Dataset excerpt:
[START]

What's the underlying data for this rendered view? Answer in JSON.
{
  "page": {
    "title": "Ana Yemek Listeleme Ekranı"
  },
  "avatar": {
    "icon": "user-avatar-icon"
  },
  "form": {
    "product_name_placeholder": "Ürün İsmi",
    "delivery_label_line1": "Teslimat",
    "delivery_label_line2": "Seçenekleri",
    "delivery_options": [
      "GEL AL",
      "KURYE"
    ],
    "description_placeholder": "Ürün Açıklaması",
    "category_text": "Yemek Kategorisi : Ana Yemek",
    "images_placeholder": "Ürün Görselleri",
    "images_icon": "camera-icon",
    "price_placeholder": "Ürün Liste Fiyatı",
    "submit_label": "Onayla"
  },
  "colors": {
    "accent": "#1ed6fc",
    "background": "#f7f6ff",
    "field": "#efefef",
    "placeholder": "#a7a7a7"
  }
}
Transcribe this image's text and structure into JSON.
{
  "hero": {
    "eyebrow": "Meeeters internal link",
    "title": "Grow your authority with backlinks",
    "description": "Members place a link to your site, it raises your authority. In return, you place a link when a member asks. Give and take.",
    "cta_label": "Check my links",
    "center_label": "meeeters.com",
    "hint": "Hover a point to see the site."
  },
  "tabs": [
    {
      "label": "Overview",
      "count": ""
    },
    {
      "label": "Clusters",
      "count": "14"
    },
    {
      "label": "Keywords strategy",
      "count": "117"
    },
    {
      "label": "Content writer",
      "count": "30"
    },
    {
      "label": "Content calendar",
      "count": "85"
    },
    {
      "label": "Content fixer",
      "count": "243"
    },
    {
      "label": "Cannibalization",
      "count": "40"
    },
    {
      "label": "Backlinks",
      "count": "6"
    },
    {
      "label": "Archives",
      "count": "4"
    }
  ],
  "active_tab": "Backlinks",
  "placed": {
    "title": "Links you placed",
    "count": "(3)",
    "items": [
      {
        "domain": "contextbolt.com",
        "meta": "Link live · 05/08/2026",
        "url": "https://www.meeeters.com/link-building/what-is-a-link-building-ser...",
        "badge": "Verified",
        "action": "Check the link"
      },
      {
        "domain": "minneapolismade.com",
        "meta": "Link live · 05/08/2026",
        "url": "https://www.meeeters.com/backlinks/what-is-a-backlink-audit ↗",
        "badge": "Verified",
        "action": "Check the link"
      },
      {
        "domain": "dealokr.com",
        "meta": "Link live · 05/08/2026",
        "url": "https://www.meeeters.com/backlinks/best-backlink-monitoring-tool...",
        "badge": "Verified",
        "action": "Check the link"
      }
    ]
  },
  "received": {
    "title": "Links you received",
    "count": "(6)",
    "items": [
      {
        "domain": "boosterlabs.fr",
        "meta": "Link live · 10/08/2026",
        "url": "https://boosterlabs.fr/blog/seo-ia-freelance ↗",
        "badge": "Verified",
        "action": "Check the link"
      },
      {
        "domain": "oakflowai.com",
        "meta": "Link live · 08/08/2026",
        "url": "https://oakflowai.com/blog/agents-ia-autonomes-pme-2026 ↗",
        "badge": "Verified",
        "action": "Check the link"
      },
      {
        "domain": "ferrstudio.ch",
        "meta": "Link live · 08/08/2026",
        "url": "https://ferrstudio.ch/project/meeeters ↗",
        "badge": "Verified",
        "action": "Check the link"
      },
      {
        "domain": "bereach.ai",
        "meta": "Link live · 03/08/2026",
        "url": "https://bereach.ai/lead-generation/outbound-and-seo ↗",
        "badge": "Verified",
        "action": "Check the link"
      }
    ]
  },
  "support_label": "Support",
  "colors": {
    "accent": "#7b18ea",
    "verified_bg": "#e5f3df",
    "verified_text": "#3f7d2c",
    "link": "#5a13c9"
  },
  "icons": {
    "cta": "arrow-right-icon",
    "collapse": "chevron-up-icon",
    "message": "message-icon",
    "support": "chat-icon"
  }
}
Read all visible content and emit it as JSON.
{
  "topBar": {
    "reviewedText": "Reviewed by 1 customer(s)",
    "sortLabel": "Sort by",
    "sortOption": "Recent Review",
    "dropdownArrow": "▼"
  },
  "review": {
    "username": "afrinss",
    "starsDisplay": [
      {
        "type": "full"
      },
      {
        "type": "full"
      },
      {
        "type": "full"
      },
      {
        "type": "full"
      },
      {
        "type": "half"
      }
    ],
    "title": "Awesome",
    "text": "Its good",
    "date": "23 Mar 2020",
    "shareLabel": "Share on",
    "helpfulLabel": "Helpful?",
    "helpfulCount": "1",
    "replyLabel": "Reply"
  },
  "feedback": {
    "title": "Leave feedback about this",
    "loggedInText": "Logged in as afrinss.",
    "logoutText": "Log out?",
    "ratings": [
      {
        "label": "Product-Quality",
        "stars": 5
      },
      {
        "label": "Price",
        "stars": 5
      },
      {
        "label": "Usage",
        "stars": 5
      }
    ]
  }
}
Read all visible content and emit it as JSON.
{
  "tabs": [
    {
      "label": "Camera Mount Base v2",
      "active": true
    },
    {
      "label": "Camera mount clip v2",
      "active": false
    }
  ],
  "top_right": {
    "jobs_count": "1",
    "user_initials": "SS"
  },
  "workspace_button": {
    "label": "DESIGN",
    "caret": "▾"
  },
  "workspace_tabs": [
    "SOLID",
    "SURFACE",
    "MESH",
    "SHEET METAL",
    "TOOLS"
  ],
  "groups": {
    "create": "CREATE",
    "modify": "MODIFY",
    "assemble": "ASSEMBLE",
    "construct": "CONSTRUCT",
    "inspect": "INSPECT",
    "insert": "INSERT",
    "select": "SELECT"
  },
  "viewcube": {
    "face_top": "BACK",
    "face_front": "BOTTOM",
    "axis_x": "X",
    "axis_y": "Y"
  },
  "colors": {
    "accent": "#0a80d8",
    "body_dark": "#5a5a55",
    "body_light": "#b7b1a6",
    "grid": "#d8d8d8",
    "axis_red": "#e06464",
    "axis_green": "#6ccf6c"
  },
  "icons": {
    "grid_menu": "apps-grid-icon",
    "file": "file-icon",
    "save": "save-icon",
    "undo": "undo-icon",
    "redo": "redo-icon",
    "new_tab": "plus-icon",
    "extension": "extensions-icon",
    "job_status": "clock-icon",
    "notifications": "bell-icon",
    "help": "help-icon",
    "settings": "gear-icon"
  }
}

[END]

# EXERCISE DESCRIPTION:
Please output the complete data exactly.

# RESPONSE:
What's the underlying data for this rendered view? Answer in JSON.
{
  "page": {
    "title": "Ana Yemek Listeleme Ekranı"
  },
  "avatar": {
    "icon": "user-avatar-icon"
  },
  "form": {
    "product_name_placeholder": "Ürün İsmi",
    "delivery_label_line1": "Teslimat",
    "delivery_label_line2": "Seçenekleri",
    "delivery_options": [
      "GEL AL",
      "KURYE"
    ],
    "description_placeholder": "Ürün Açıklaması",
    "category_text": "Yemek Kategorisi : Ana Yemek",
    "images_placeholder": "Ürün Görselleri",
    "images_icon": "camera-icon",
    "price_placeholder": "Ürün Liste Fiyatı",
    "submit_label": "Onayla"
  },
  "colors": {
    "accent": "#1ed6fc",
    "background": "#f7f6ff",
    "field": "#efefef",
    "placeholder": "#a7a7a7"
  }
}
Transcribe this image's text and structure into JSON.
{
  "hero": {
    "eyebrow": "Meeeters internal link",
    "title": "Grow your authority with backlinks",
    "description": "Members place a link to your site, it raises your authority. In return, you place a link when a member asks. Give and take.",
    "cta_label": "Check my links",
    "center_label": "meeeters.com",
    "hint": "Hover a point to see the site."
  },
  "tabs": [
    {
      "label": "Overview",
      "count": ""
    },
    {
      "label": "Clusters",
      "count": "14"
    },
    {
      "label": "Keywords strategy",
      "count": "117"
    },
    {
      "label": "Content writer",
      "count": "30"
    },
    {
      "label": "Content calendar",
      "count": "85"
    },
    {
      "label": "Content fixer",
      "count": "243"
    },
    {
      "label": "Cannibalization",
      "count": "40"
    },
    {
      "label": "Backlinks",
      "count": "6"
    },
    {
      "label": "Archives",
      "count": "4"
    }
  ],
  "active_tab": "Backlinks",
  "placed": {
    "title": "Links you placed",
    "count": "(3)",
    "items": [
      {
        "domain": "contextbolt.com",
        "meta": "Link live · 05/08/2026",
        "url": "https://www.meeeters.com/link-building/what-is-a-link-building-ser...",
        "badge": "Verified",
        "action": "Check the link"
      },
      {
        "domain": "minneapolismade.com",
        "meta": "Link live · 05/08/2026",
        "url": "https://www.meeeters.com/backlinks/what-is-a-backlink-audit ↗",
        "badge": "Verified",
        "action": "Check the link"
      },
      {
        "domain": "dealokr.com",
        "meta": "Link live · 05/08/2026",
        "url": "https://www.meeeters.com/backlinks/best-backlink-monitoring-tool...",
        "badge": "Verified",
        "action": "Check the link"
      }
    ]
  },
  "received": {
    "title": "Links you received",
    "count": "(6)",
    "items": [
      {
        "domain": "boosterlabs.fr",
        "meta": "Link live · 10/08/2026",
        "url": "https://boosterlabs.fr/blog/seo-ia-freelance ↗",
        "badge": "Verified",
        "action": "Check the link"
      },
      {
        "domain": "oakflowai.com",
        "meta": "Link live · 08/08/2026",
        "url": "https://oakflowai.com/blog/agents-ia-autonomes-pme-2026 ↗",
        "badge": "Verified",
        "action": "Check the link"
      },
      {
        "domain": "ferrstudio.ch",
        "meta": "Link live · 08/08/2026",
        "url": "https://ferrstudio.ch/project/meeeters ↗",
        "badge": "Verified",
        "action": "Check the link"
      },
      {
        "domain": "bereach.ai",
        "meta": "Link live · 03/08/2026",
        "url": "https://bereach.ai/lead-generation/outbound-and-seo ↗",
        "badge": "Verified",
        "action": "Check the link"
      }
    ]
  },
  "support_label": "Support",
  "colors": {
    "accent": "#7b18ea",
    "verified_bg": "#e5f3df",
    "verified_text": "#3f7d2c",
    "link": "#5a13c9"
  },
  "icons": {
    "cta": "arrow-right-icon",
    "collapse": "chevron-up-icon",
    "message": "message-icon",
    "support": "chat-icon"
  }
}
Read all visible content and emit it as JSON.
{
  "topBar": {
    "reviewedText": "Reviewed by 1 customer(s)",
    "sortLabel": "Sort by",
    "sortOption": "Recent Review",
    "dropdownArrow": "▼"
  },
  "review": {
    "username": "afrinss",
    "starsDisplay": [
      {
        "type": "full"
      },
      {
        "type": "full"
      },
      {
        "type": "full"
      },
      {
        "type": "full"
      },
      {
        "type": "half"
      }
    ],
    "title": "Awesome",
    "text": "Its good",
    "date": "23 Mar 2020",
    "shareLabel": "Share on",
    "helpfulLabel": "Helpful?",
    "helpfulCount": "1",
    "replyLabel": "Reply"
  },
  "feedback": {
    "title": "Leave feedback about this",
    "loggedInText": "Logged in as afrinss.",
    "logoutText": "Log out?",
    "ratings": [
      {
        "label": "Product-Quality",
        "stars": 5
      },
      {
        "label": "Price",
        "stars": 5
      },
      {
        "label": "Usage",
        "stars": 5
      }
    ]
  }
}
Read all visible content and emit it as JSON.
{
  "tabs": [
    {
      "label": "Camera Mount Base v2",
      "active": true
    },
    {
      "label": "Camera mount clip v2",
      "active": false
    }
  ],
  "top_right": {
    "jobs_count": "1",
    "user_initials": "SS"
  },
  "workspace_button": {
    "label": "DESIGN",
    "caret": "▾"
  },
  "workspace_tabs": [
    "SOLID",
    "SURFACE",
    "MESH",
    "SHEET METAL",
    "TOOLS"
  ],
  "groups": {
    "create": "CREATE",
    "modify": "MODIFY",
    "assemble": "ASSEMBLE",
    "construct": "CONSTRUCT",
    "inspect": "INSPECT",
    "insert": "INSERT",
    "select": "SELECT"
  },
  "viewcube": {
    "face_top": "BACK",
    "face_front": "BOTTOM",
    "axis_x": "X",
    "axis_y": "Y"
  },
  "colors": {
    "accent": "#0a80d8",
    "body_dark": "#5a5a55",
    "body_light": "#b7b1a6",
    "grid": "#d8d8d8",
    "axis_red": "#e06464",
    "axis_green": "#6ccf6c"
  },
  "icons": {
    "grid_menu": "apps-grid-icon",
    "file": "file-icon",
    "save": "save-icon",
    "undo": "undo-icon",
    "redo": "redo-icon",
    "new_tab": "plus-icon",
    "extension": "extensions-icon",
    "job_status": "clock-icon",
    "notifications": "bell-icon",
    "help": "help-icon",
    "settings": "gear-icon"
  }
}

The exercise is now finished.